### REQUEST:
The records below must be copied in full; omit the images.

### PROVIDED INFORMATION:
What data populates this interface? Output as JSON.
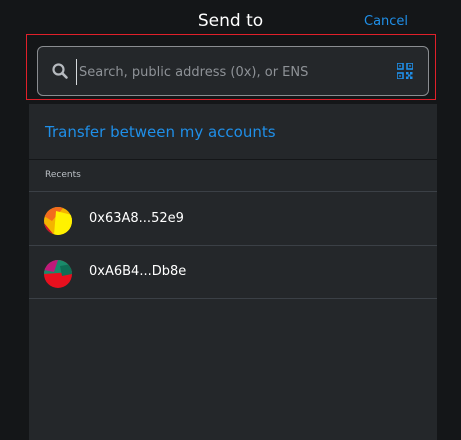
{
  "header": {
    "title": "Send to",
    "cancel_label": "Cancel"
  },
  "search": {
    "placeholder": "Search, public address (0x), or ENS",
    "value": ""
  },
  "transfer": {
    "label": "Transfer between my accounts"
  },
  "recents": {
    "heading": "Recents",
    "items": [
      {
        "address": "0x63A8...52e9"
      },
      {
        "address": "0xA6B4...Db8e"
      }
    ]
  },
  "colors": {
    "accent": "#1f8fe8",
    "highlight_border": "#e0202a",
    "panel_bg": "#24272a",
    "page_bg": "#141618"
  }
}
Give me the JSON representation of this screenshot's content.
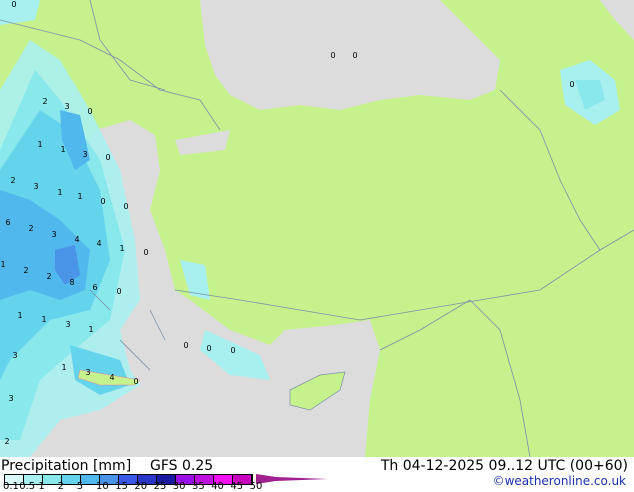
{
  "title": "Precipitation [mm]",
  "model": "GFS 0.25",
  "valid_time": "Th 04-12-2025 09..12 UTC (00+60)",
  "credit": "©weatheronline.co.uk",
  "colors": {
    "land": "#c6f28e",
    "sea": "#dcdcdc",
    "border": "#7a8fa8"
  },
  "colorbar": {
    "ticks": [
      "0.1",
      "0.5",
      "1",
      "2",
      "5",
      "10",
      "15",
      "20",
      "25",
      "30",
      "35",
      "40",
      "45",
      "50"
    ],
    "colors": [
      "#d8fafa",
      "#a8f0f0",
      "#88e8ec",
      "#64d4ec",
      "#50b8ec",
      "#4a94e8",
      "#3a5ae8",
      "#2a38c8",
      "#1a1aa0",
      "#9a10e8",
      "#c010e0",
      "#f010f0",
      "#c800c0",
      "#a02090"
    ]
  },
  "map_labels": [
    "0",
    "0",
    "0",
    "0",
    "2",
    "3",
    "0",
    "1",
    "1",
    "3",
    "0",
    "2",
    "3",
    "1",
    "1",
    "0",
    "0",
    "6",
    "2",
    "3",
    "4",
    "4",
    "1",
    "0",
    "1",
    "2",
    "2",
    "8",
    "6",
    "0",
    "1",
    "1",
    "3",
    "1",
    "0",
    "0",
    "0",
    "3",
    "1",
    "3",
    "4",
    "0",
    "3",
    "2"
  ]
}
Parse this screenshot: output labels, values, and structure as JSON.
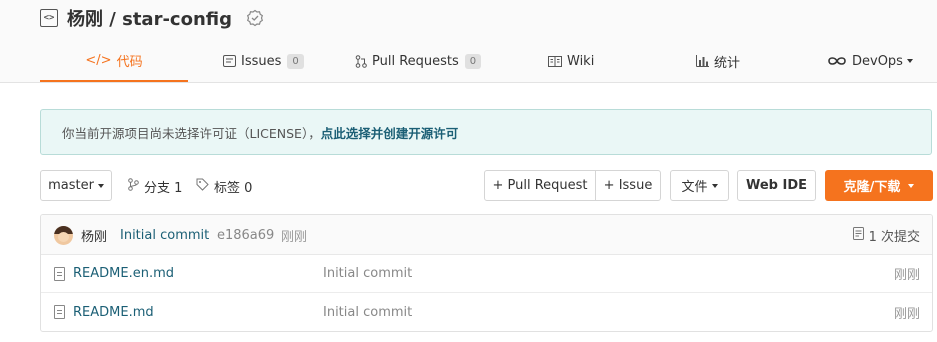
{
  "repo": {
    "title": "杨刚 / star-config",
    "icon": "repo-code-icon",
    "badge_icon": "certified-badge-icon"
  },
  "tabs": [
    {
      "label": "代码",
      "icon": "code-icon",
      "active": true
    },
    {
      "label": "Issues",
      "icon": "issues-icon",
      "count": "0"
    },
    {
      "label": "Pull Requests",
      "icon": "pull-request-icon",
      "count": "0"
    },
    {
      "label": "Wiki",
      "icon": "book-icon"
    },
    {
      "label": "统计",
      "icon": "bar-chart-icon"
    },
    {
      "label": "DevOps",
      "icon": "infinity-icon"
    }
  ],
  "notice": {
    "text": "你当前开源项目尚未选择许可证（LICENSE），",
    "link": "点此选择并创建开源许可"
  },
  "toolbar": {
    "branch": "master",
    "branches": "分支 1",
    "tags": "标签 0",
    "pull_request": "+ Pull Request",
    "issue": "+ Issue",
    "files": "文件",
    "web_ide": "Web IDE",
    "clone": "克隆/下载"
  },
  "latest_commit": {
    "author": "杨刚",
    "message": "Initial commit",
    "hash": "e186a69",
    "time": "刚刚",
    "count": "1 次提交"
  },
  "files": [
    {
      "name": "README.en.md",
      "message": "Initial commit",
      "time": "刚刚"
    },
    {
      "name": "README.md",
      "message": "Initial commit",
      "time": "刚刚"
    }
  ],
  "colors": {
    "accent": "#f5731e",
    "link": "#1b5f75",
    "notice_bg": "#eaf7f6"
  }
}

### SOLUTION FOR THIS EXERCISE:
What data populates this interface? Output as JSON.
{
  "header": {
    "title": "Send to",
    "cancel_label": "Cancel"
  },
  "search": {
    "placeholder": "Search, public address (0x), or ENS",
    "value": ""
  },
  "transfer": {
    "label": "Transfer between my accounts"
  },
  "recents": {
    "heading": "Recents",
    "items": [
      {
        "address": "0x63A8...52e9"
      },
      {
        "address": "0xA6B4...Db8e"
      }
    ]
  },
  "colors": {
    "accent": "#1f8fe8",
    "highlight_border": "#e0202a",
    "panel_bg": "#24272a",
    "page_bg": "#141618"
  }
}
Give me the JSON representation of this screenshot's content.
{
  "title": "Precipitation [mm]",
  "model": "GFS 0.25",
  "valid_time": "Th 04-12-2025 09..12 UTC (00+60)",
  "credit": "©weatheronline.co.uk",
  "colors": {
    "land": "#c6f28e",
    "sea": "#dcdcdc",
    "border": "#7a8fa8"
  },
  "colorbar": {
    "ticks": [
      "0.1",
      "0.5",
      "1",
      "2",
      "5",
      "10",
      "15",
      "20",
      "25",
      "30",
      "35",
      "40",
      "45",
      "50"
    ],
    "colors": [
      "#d8fafa",
      "#a8f0f0",
      "#88e8ec",
      "#64d4ec",
      "#50b8ec",
      "#4a94e8",
      "#3a5ae8",
      "#2a38c8",
      "#1a1aa0",
      "#9a10e8",
      "#c010e0",
      "#f010f0",
      "#c800c0",
      "#a02090"
    ]
  },
  "map_labels": [
    "0",
    "0",
    "0",
    "0",
    "2",
    "3",
    "0",
    "1",
    "1",
    "3",
    "0",
    "2",
    "3",
    "1",
    "1",
    "0",
    "0",
    "6",
    "2",
    "3",
    "4",
    "4",
    "1",
    "0",
    "1",
    "2",
    "2",
    "8",
    "6",
    "0",
    "1",
    "1",
    "3",
    "1",
    "0",
    "0",
    "0",
    "3",
    "1",
    "3",
    "4",
    "0",
    "3",
    "2"
  ]
}
Parse this screenshot: output labels, values, and structure as JSON.
{
  "repo": {
    "title": "杨刚 / star-config",
    "icon": "repo-code-icon",
    "badge_icon": "certified-badge-icon"
  },
  "tabs": [
    {
      "label": "代码",
      "icon": "code-icon",
      "active": true
    },
    {
      "label": "Issues",
      "icon": "issues-icon",
      "count": "0"
    },
    {
      "label": "Pull Requests",
      "icon": "pull-request-icon",
      "count": "0"
    },
    {
      "label": "Wiki",
      "icon": "book-icon"
    },
    {
      "label": "统计",
      "icon": "bar-chart-icon"
    },
    {
      "label": "DevOps",
      "icon": "infinity-icon"
    }
  ],
  "notice": {
    "text": "你当前开源项目尚未选择许可证（LICENSE），",
    "link": "点此选择并创建开源许可"
  },
  "toolbar": {
    "branch": "master",
    "branches": "分支 1",
    "tags": "标签 0",
    "pull_request": "+ Pull Request",
    "issue": "+ Issue",
    "files": "文件",
    "web_ide": "Web IDE",
    "clone": "克隆/下载"
  },
  "latest_commit": {
    "author": "杨刚",
    "message": "Initial commit",
    "hash": "e186a69",
    "time": "刚刚",
    "count": "1 次提交"
  },
  "files": [
    {
      "name": "README.en.md",
      "message": "Initial commit",
      "time": "刚刚"
    },
    {
      "name": "README.md",
      "message": "Initial commit",
      "time": "刚刚"
    }
  ],
  "colors": {
    "accent": "#f5731e",
    "link": "#1b5f75",
    "notice_bg": "#eaf7f6"
  }
}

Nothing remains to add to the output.